>> start Record excerpts
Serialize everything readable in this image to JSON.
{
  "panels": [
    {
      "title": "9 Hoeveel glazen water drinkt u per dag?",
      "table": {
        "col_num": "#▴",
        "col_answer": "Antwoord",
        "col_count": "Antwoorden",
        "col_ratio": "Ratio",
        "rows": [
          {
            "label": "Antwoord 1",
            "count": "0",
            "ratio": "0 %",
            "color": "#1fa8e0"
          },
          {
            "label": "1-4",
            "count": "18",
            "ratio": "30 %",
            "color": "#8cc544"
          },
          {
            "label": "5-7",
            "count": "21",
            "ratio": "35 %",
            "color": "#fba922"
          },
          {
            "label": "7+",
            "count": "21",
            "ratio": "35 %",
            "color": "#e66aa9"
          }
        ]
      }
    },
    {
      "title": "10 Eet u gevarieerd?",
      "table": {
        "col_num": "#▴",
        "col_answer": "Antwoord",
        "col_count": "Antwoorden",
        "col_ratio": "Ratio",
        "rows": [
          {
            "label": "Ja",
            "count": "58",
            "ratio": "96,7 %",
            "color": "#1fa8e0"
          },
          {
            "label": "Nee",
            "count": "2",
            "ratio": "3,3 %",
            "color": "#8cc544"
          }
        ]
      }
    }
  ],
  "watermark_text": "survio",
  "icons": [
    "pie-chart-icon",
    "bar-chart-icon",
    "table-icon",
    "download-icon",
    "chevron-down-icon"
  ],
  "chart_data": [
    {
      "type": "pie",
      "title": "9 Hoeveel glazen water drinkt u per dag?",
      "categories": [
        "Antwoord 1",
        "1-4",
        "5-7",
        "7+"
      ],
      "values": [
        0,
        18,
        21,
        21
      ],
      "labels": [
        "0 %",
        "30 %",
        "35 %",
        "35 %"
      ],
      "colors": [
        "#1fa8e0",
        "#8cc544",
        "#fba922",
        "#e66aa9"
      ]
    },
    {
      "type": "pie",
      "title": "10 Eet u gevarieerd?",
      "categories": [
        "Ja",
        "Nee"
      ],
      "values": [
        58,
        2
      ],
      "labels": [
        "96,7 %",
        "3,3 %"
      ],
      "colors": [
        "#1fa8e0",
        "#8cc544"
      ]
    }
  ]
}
>> end Record excerpts
> [Written request] Reproduce each record shown above without altering a single word.

> [Answer for this exercise]
Serialize everything readable in this image to JSON.
{
  "panels": [
    {
      "title": "9 Hoeveel glazen water drinkt u per dag?",
      "table": {
        "col_num": "#▴",
        "col_answer": "Antwoord",
        "col_count": "Antwoorden",
        "col_ratio": "Ratio",
        "rows": [
          {
            "label": "Antwoord 1",
            "count": "0",
            "ratio": "0 %",
            "color": "#1fa8e0"
          },
          {
            "label": "1-4",
            "count": "18",
            "ratio": "30 %",
            "color": "#8cc544"
          },
          {
            "label": "5-7",
            "count": "21",
            "ratio": "35 %",
            "color": "#fba922"
          },
          {
            "label": "7+",
            "count": "21",
            "ratio": "35 %",
            "color": "#e66aa9"
          }
        ]
      }
    },
    {
      "title": "10 Eet u gevarieerd?",
      "table": {
        "col_num": "#▴",
        "col_answer": "Antwoord",
        "col_count": "Antwoorden",
        "col_ratio": "Ratio",
        "rows": [
          {
            "label": "Ja",
            "count": "58",
            "ratio": "96,7 %",
            "color": "#1fa8e0"
          },
          {
            "label": "Nee",
            "count": "2",
            "ratio": "3,3 %",
            "color": "#8cc544"
          }
        ]
      }
    }
  ],
  "watermark_text": "survio",
  "icons": [
    "pie-chart-icon",
    "bar-chart-icon",
    "table-icon",
    "download-icon",
    "chevron-down-icon"
  ],
  "chart_data": [
    {
      "type": "pie",
      "title": "9 Hoeveel glazen water drinkt u per dag?",
      "categories": [
        "Antwoord 1",
        "1-4",
        "5-7",
        "7+"
      ],
      "values": [
        0,
        18,
        21,
        21
      ],
      "labels": [
        "0 %",
        "30 %",
        "35 %",
        "35 %"
      ],
      "colors": [
        "#1fa8e0",
        "#8cc544",
        "#fba922",
        "#e66aa9"
      ]
    },
    {
      "type": "pie",
      "title": "10 Eet u gevarieerd?",
      "categories": [
        "Ja",
        "Nee"
      ],
      "values": [
        58,
        2
      ],
      "labels": [
        "96,7 %",
        "3,3 %"
      ],
      "colors": [
        "#1fa8e0",
        "#8cc544"
      ]
    }
  ]
}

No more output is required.